• [INSTRUCTIONS FOR THE TASK]: Every record must be written out once more, with nothing added or omitted.

Items from a dataset
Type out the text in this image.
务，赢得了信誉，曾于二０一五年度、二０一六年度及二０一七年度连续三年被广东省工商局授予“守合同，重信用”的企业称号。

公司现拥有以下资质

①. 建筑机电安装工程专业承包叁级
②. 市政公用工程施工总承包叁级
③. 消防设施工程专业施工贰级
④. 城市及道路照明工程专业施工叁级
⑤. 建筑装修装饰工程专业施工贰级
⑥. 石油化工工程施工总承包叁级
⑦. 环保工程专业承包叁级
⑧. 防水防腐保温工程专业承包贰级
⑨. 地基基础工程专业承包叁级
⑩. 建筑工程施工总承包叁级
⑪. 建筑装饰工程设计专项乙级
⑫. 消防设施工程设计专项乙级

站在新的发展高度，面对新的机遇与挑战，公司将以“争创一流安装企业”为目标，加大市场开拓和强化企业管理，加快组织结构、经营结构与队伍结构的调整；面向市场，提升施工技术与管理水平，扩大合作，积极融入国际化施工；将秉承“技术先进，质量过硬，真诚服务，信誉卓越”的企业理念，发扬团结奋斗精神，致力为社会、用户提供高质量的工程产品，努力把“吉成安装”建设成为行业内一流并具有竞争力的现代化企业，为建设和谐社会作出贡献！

• [ANSWER BELOW]:
Type out the text in this image.
务，赢得了信誉，曾于二０一五年度、二０一六年度及二０一七年度连续三年被广东省工商局授予“守合同，重信用”的企业称号。

公司现拥有以下资质

①. 建筑机电安装工程专业承包叁级
②. 市政公用工程施工总承包叁级
③. 消防设施工程专业施工贰级
④. 城市及道路照明工程专业施工叁级
⑤. 建筑装修装饰工程专业施工贰级
⑥. 石油化工工程施工总承包叁级
⑦. 环保工程专业承包叁级
⑧. 防水防腐保温工程专业承包贰级
⑨. 地基基础工程专业承包叁级
⑩. 建筑工程施工总承包叁级
⑪. 建筑装饰工程设计专项乙级
⑫. 消防设施工程设计专项乙级

站在新的发展高度，面对新的机遇与挑战，公司将以“争创一流安装企业”为目标，加大市场开拓和强化企业管理，加快组织结构、经营结构与队伍结构的调整；面向市场，提升施工技术与管理水平，扩大合作，积极融入国际化施工；将秉承“技术先进，质量过硬，真诚服务，信誉卓越”的企业理念，发扬团结奋斗精神，致力为社会、用户提供高质量的工程产品，努力把“吉成安装”建设成为行业内一流并具有竞争力的现代化企业，为建设和谐社会作出贡献！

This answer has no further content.